* _Written task_:
Whenever a line below holds the word "this", copy that line.

>> begin Material shown

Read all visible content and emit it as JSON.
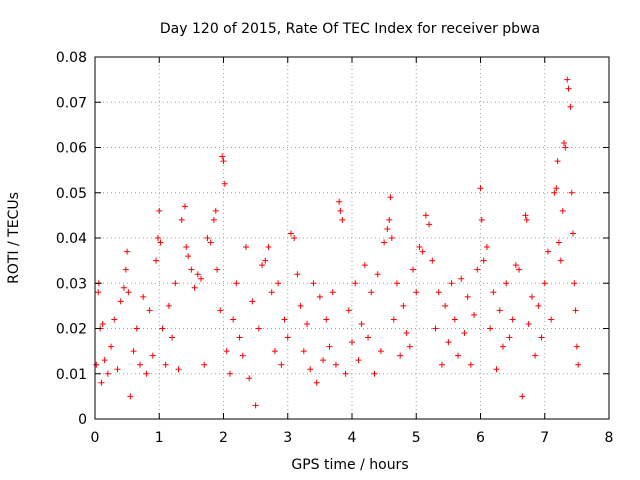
{
  "chart_data": {
    "type": "scatter",
    "title": "Day 120 of 2015, Rate Of TEC Index for receiver pbwa",
    "xlabel": "GPS time / hours",
    "ylabel": "ROTI / TECUs",
    "xlim": [
      0,
      8
    ],
    "ylim": [
      0,
      0.08
    ],
    "xticks": [
      "0",
      "1",
      "2",
      "3",
      "4",
      "5",
      "6",
      "7",
      "8"
    ],
    "yticks": [
      "0",
      "0.01",
      "0.02",
      "0.03",
      "0.04",
      "0.05",
      "0.06",
      "0.07",
      "0.08"
    ],
    "grid": true,
    "marker": "+",
    "color": "#ff0000",
    "series": [
      {
        "name": "ROTI",
        "points": [
          [
            0.02,
            0.012
          ],
          [
            0.05,
            0.028
          ],
          [
            0.06,
            0.03
          ],
          [
            0.08,
            0.02
          ],
          [
            0.1,
            0.008
          ],
          [
            0.12,
            0.021
          ],
          [
            0.15,
            0.013
          ],
          [
            0.2,
            0.01
          ],
          [
            0.25,
            0.016
          ],
          [
            0.3,
            0.022
          ],
          [
            0.35,
            0.011
          ],
          [
            0.4,
            0.026
          ],
          [
            0.45,
            0.029
          ],
          [
            0.48,
            0.033
          ],
          [
            0.5,
            0.037
          ],
          [
            0.52,
            0.028
          ],
          [
            0.55,
            0.005
          ],
          [
            0.6,
            0.015
          ],
          [
            0.65,
            0.02
          ],
          [
            0.7,
            0.012
          ],
          [
            0.75,
            0.027
          ],
          [
            0.8,
            0.01
          ],
          [
            0.85,
            0.024
          ],
          [
            0.9,
            0.014
          ],
          [
            0.95,
            0.035
          ],
          [
            0.98,
            0.04
          ],
          [
            1.0,
            0.046
          ],
          [
            1.02,
            0.039
          ],
          [
            1.05,
            0.02
          ],
          [
            1.1,
            0.012
          ],
          [
            1.15,
            0.025
          ],
          [
            1.2,
            0.018
          ],
          [
            1.25,
            0.03
          ],
          [
            1.3,
            0.011
          ],
          [
            1.35,
            0.044
          ],
          [
            1.4,
            0.047
          ],
          [
            1.42,
            0.038
          ],
          [
            1.45,
            0.036
          ],
          [
            1.5,
            0.033
          ],
          [
            1.55,
            0.029
          ],
          [
            1.6,
            0.032
          ],
          [
            1.65,
            0.031
          ],
          [
            1.7,
            0.012
          ],
          [
            1.75,
            0.04
          ],
          [
            1.8,
            0.039
          ],
          [
            1.85,
            0.044
          ],
          [
            1.88,
            0.046
          ],
          [
            1.9,
            0.033
          ],
          [
            1.95,
            0.024
          ],
          [
            1.98,
            0.058
          ],
          [
            2.0,
            0.057
          ],
          [
            2.02,
            0.052
          ],
          [
            2.05,
            0.015
          ],
          [
            2.1,
            0.01
          ],
          [
            2.15,
            0.022
          ],
          [
            2.2,
            0.03
          ],
          [
            2.25,
            0.018
          ],
          [
            2.3,
            0.014
          ],
          [
            2.35,
            0.038
          ],
          [
            2.4,
            0.009
          ],
          [
            2.45,
            0.026
          ],
          [
            2.5,
            0.003
          ],
          [
            2.55,
            0.02
          ],
          [
            2.6,
            0.034
          ],
          [
            2.65,
            0.035
          ],
          [
            2.7,
            0.038
          ],
          [
            2.75,
            0.028
          ],
          [
            2.8,
            0.015
          ],
          [
            2.85,
            0.03
          ],
          [
            2.9,
            0.012
          ],
          [
            2.95,
            0.022
          ],
          [
            3.0,
            0.018
          ],
          [
            3.05,
            0.041
          ],
          [
            3.1,
            0.04
          ],
          [
            3.15,
            0.032
          ],
          [
            3.2,
            0.025
          ],
          [
            3.25,
            0.015
          ],
          [
            3.3,
            0.021
          ],
          [
            3.35,
            0.011
          ],
          [
            3.4,
            0.03
          ],
          [
            3.45,
            0.008
          ],
          [
            3.5,
            0.027
          ],
          [
            3.55,
            0.013
          ],
          [
            3.6,
            0.022
          ],
          [
            3.65,
            0.016
          ],
          [
            3.7,
            0.028
          ],
          [
            3.75,
            0.012
          ],
          [
            3.8,
            0.048
          ],
          [
            3.82,
            0.046
          ],
          [
            3.85,
            0.044
          ],
          [
            3.9,
            0.01
          ],
          [
            3.95,
            0.024
          ],
          [
            4.0,
            0.017
          ],
          [
            4.05,
            0.03
          ],
          [
            4.1,
            0.013
          ],
          [
            4.15,
            0.021
          ],
          [
            4.2,
            0.034
          ],
          [
            4.25,
            0.018
          ],
          [
            4.3,
            0.028
          ],
          [
            4.35,
            0.01
          ],
          [
            4.4,
            0.032
          ],
          [
            4.45,
            0.015
          ],
          [
            4.5,
            0.039
          ],
          [
            4.55,
            0.042
          ],
          [
            4.58,
            0.044
          ],
          [
            4.6,
            0.049
          ],
          [
            4.62,
            0.04
          ],
          [
            4.65,
            0.022
          ],
          [
            4.7,
            0.03
          ],
          [
            4.75,
            0.014
          ],
          [
            4.8,
            0.025
          ],
          [
            4.85,
            0.019
          ],
          [
            4.9,
            0.016
          ],
          [
            4.95,
            0.033
          ],
          [
            5.0,
            0.028
          ],
          [
            5.05,
            0.038
          ],
          [
            5.1,
            0.037
          ],
          [
            5.15,
            0.045
          ],
          [
            5.2,
            0.043
          ],
          [
            5.25,
            0.035
          ],
          [
            5.3,
            0.02
          ],
          [
            5.35,
            0.028
          ],
          [
            5.4,
            0.012
          ],
          [
            5.45,
            0.025
          ],
          [
            5.5,
            0.017
          ],
          [
            5.55,
            0.03
          ],
          [
            5.6,
            0.022
          ],
          [
            5.65,
            0.014
          ],
          [
            5.7,
            0.031
          ],
          [
            5.75,
            0.019
          ],
          [
            5.8,
            0.027
          ],
          [
            5.85,
            0.012
          ],
          [
            5.9,
            0.023
          ],
          [
            5.95,
            0.033
          ],
          [
            6.0,
            0.051
          ],
          [
            6.02,
            0.044
          ],
          [
            6.05,
            0.035
          ],
          [
            6.1,
            0.038
          ],
          [
            6.15,
            0.02
          ],
          [
            6.2,
            0.028
          ],
          [
            6.25,
            0.011
          ],
          [
            6.3,
            0.024
          ],
          [
            6.35,
            0.016
          ],
          [
            6.4,
            0.03
          ],
          [
            6.45,
            0.018
          ],
          [
            6.5,
            0.022
          ],
          [
            6.55,
            0.034
          ],
          [
            6.6,
            0.033
          ],
          [
            6.65,
            0.005
          ],
          [
            6.7,
            0.045
          ],
          [
            6.72,
            0.044
          ],
          [
            6.75,
            0.021
          ],
          [
            6.8,
            0.027
          ],
          [
            6.85,
            0.014
          ],
          [
            6.9,
            0.025
          ],
          [
            6.95,
            0.018
          ],
          [
            7.0,
            0.03
          ],
          [
            7.05,
            0.037
          ],
          [
            7.1,
            0.022
          ],
          [
            7.15,
            0.05
          ],
          [
            7.18,
            0.051
          ],
          [
            7.2,
            0.057
          ],
          [
            7.22,
            0.039
          ],
          [
            7.25,
            0.035
          ],
          [
            7.28,
            0.046
          ],
          [
            7.3,
            0.061
          ],
          [
            7.32,
            0.06
          ],
          [
            7.35,
            0.075
          ],
          [
            7.37,
            0.073
          ],
          [
            7.4,
            0.069
          ],
          [
            7.42,
            0.05
          ],
          [
            7.44,
            0.041
          ],
          [
            7.46,
            0.03
          ],
          [
            7.48,
            0.024
          ],
          [
            7.5,
            0.016
          ],
          [
            7.52,
            0.012
          ]
        ]
      }
    ]
  }
}
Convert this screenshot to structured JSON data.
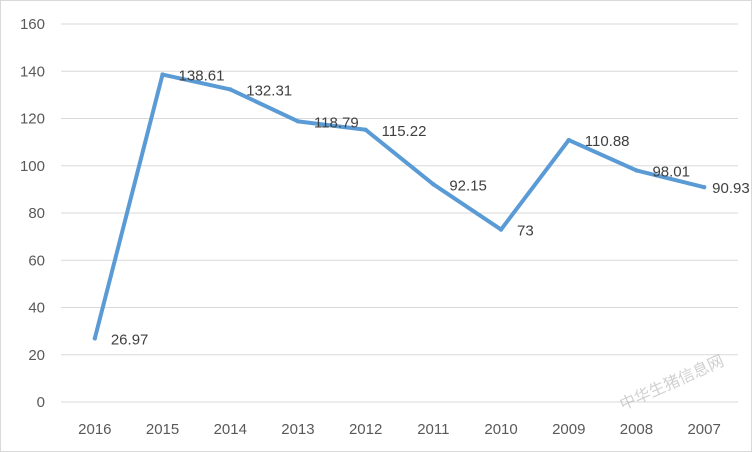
{
  "chart_data": {
    "type": "line",
    "title": "",
    "xlabel": "",
    "ylabel": "",
    "categories": [
      "2016",
      "2015",
      "2014",
      "2013",
      "2012",
      "2011",
      "2010",
      "2009",
      "2008",
      "2007"
    ],
    "series": [
      {
        "values": [
          26.97,
          138.61,
          132.31,
          118.79,
          115.22,
          92.15,
          73,
          110.88,
          98.01,
          90.93
        ],
        "labels": [
          "26.97",
          "138.61",
          "132.31",
          "118.79",
          "115.22",
          "92.15",
          "73",
          "110.88",
          "98.01",
          "90.93"
        ]
      }
    ],
    "ylim": [
      0,
      160
    ],
    "yticks": [
      "0",
      "20",
      "40",
      "60",
      "80",
      "100",
      "120",
      "140",
      "160"
    ],
    "grid": true,
    "legend": "none",
    "colors": {
      "line": "#5b9bd5",
      "grid": "#d9d9d9",
      "tick_text": "#595959",
      "data_label": "#404040"
    }
  },
  "watermark": {
    "text": "中华生猪信息网"
  }
}
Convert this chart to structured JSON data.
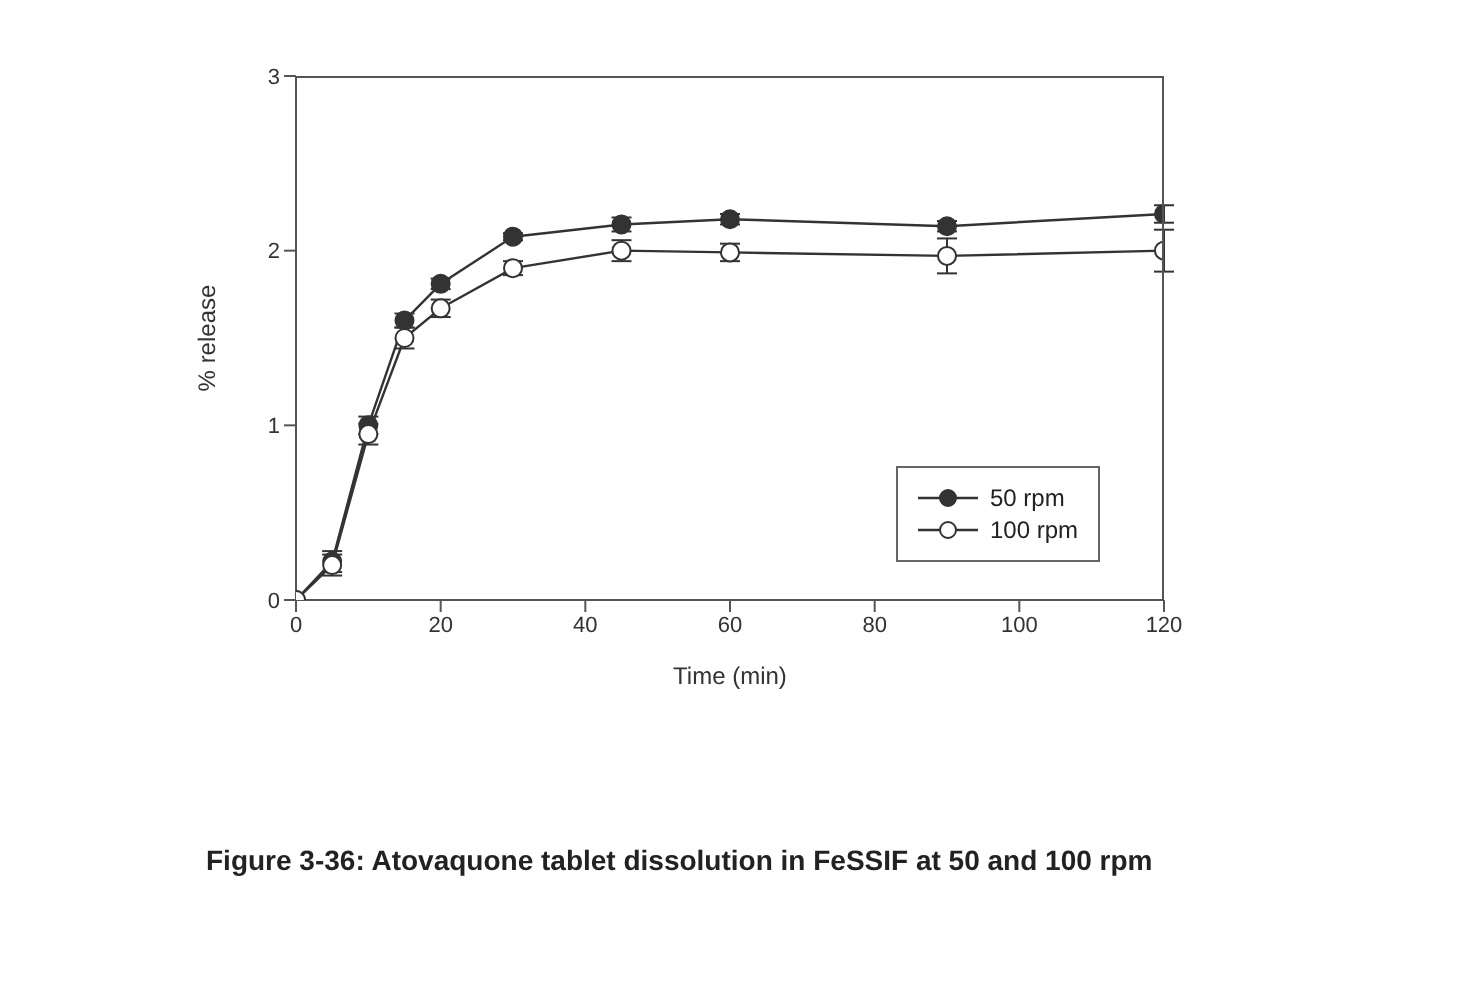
{
  "chart_data": {
    "type": "line",
    "title": "Figure 3-36: Atovaquone tablet dissolution in FeSSIF at 50 and 100 rpm",
    "xlabel": "Time (min)",
    "ylabel": "% release",
    "x": [
      0,
      5,
      10,
      15,
      20,
      30,
      45,
      60,
      90,
      120
    ],
    "series": [
      {
        "name": "50 rpm",
        "color": "#333333",
        "values": [
          0,
          0.22,
          1.0,
          1.6,
          1.81,
          2.08,
          2.15,
          2.18,
          2.14,
          2.21
        ],
        "errors": [
          null,
          0.06,
          0.05,
          0.04,
          0.03,
          0.02,
          0.04,
          0.03,
          0.03,
          0.05
        ]
      },
      {
        "name": "100 rpm",
        "color": "#ffffff",
        "values": [
          0,
          0.2,
          0.95,
          1.5,
          1.67,
          1.9,
          2.0,
          1.99,
          1.97,
          2.0
        ],
        "errors": [
          null,
          0.06,
          0.06,
          0.06,
          0.05,
          0.04,
          0.06,
          0.05,
          0.1,
          0.12
        ]
      }
    ],
    "xlim": [
      0,
      120
    ],
    "xticks": [
      0,
      20,
      40,
      60,
      80,
      100,
      120
    ],
    "ylim": [
      0,
      3
    ],
    "yticks": [
      0,
      1,
      2,
      3
    ],
    "grid": false,
    "legend": "right",
    "marker": "circle",
    "line_style": "solid"
  }
}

>> end Material shown

* _Solution below_:
Convert this screenshot to structured JSON data.
Convert this chart to structured JSON data.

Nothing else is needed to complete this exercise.